*EXERCISE DETAILS:*
Keep only the lines of the data below that contain "timestamp", and copy them.

(Dataset records)
╭──
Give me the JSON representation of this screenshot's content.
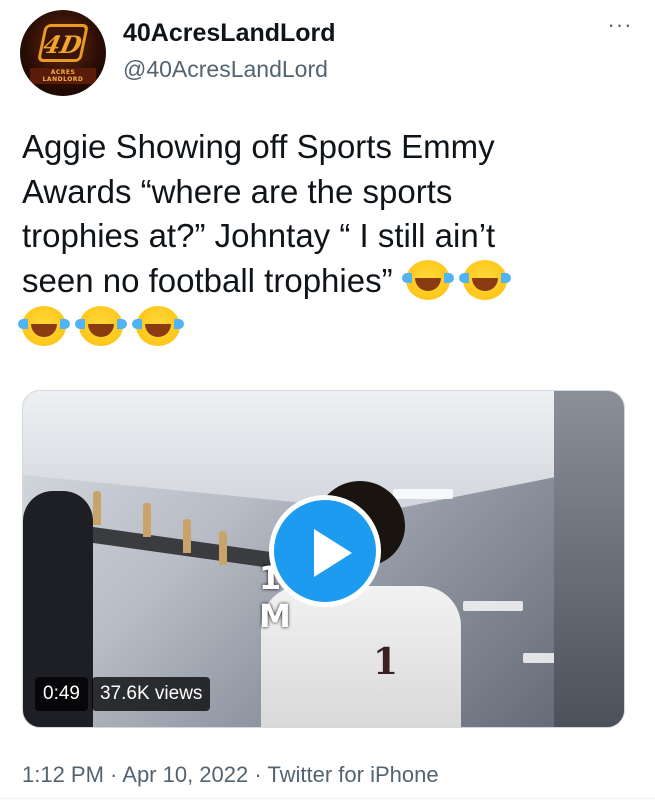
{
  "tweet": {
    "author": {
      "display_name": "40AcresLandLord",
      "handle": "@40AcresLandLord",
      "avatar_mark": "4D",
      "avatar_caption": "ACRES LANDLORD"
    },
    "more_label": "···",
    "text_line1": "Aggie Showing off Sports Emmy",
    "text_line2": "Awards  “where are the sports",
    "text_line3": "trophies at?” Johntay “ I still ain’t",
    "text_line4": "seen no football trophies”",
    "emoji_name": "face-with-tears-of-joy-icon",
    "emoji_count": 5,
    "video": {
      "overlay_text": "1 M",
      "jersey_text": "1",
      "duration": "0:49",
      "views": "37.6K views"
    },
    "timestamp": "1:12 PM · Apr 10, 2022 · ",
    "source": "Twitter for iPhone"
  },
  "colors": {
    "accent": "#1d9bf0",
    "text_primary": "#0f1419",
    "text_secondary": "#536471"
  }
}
╰──
╭──
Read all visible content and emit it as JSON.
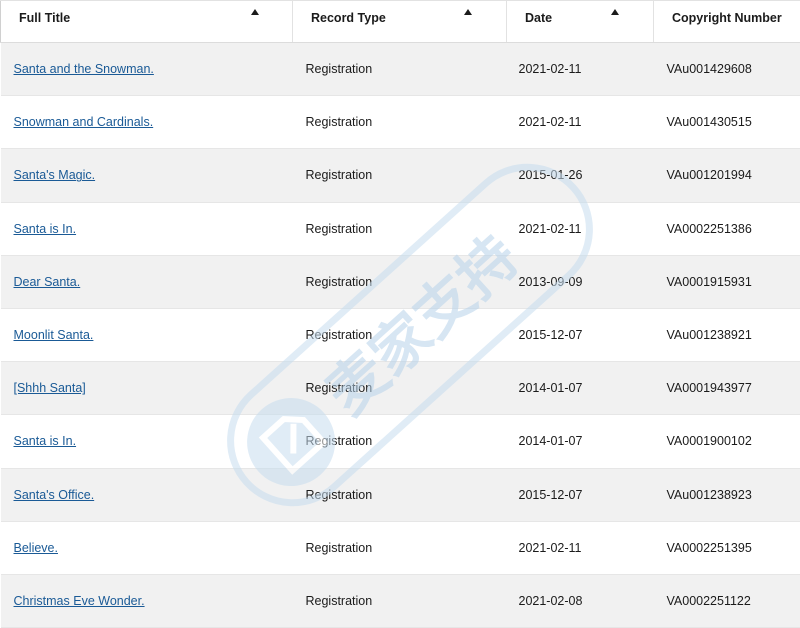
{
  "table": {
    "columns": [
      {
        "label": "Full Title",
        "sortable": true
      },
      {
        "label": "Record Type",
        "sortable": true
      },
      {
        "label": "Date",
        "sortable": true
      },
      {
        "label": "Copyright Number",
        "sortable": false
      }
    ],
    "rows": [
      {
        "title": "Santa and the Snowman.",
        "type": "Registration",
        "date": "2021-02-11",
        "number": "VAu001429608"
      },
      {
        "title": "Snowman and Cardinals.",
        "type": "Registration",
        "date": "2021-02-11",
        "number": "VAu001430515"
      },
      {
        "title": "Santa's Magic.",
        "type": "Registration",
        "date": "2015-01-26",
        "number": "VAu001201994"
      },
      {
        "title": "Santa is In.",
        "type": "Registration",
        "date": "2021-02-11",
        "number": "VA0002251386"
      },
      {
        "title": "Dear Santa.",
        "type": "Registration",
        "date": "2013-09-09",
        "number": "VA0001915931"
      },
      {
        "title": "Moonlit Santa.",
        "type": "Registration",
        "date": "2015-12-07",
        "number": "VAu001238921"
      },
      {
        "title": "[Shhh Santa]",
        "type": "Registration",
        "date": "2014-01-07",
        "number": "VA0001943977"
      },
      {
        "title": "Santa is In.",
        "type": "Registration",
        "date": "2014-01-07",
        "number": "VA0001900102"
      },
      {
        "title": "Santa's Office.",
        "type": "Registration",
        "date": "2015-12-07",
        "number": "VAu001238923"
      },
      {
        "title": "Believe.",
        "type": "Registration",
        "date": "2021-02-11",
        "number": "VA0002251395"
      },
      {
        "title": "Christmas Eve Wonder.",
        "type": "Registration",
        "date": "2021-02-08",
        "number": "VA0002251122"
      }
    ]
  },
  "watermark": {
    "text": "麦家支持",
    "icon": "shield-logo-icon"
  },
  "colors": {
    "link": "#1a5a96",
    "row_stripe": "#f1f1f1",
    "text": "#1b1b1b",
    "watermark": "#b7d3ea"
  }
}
╰──
╭──
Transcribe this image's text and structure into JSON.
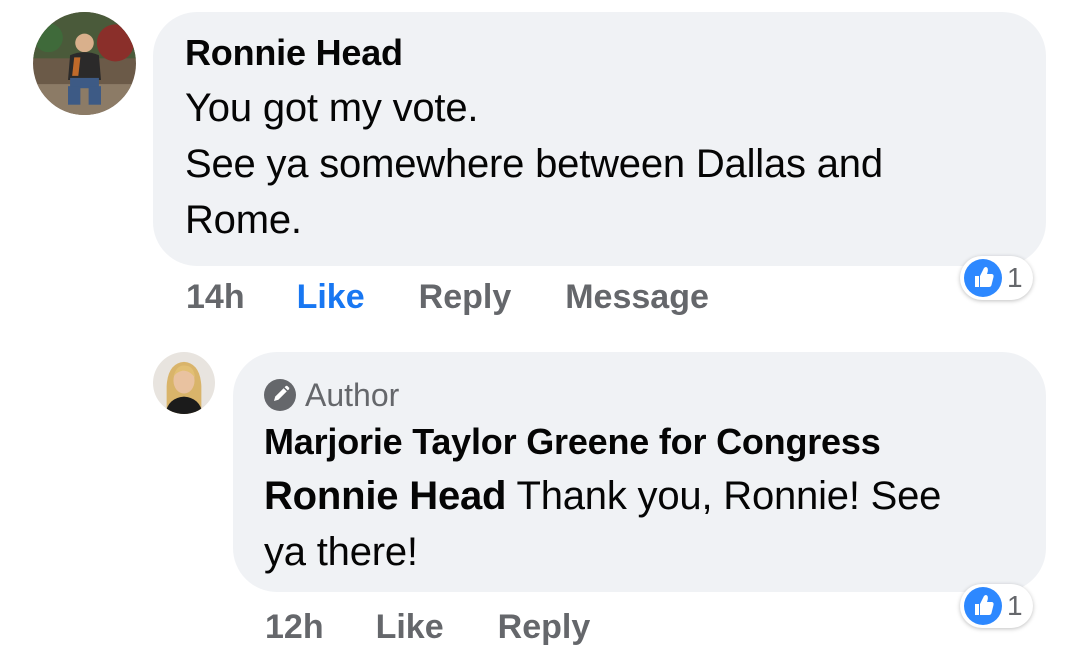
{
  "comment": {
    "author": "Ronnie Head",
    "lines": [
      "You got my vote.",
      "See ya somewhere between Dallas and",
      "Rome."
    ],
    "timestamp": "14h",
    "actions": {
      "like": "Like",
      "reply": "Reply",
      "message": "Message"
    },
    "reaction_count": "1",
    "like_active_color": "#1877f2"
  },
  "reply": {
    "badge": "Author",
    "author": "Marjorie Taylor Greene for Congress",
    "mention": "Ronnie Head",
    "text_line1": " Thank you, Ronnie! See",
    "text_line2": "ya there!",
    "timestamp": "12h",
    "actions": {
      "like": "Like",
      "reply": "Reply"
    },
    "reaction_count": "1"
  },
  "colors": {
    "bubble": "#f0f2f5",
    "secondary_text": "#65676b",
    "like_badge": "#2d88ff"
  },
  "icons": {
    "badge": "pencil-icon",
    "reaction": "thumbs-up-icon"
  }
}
╰──
*EXERCISE SOLUTION:*
    "timestamp": "1:12 PM · Apr 10, 2022 · ",
    "timestamp": "14h",
    "timestamp": "12h",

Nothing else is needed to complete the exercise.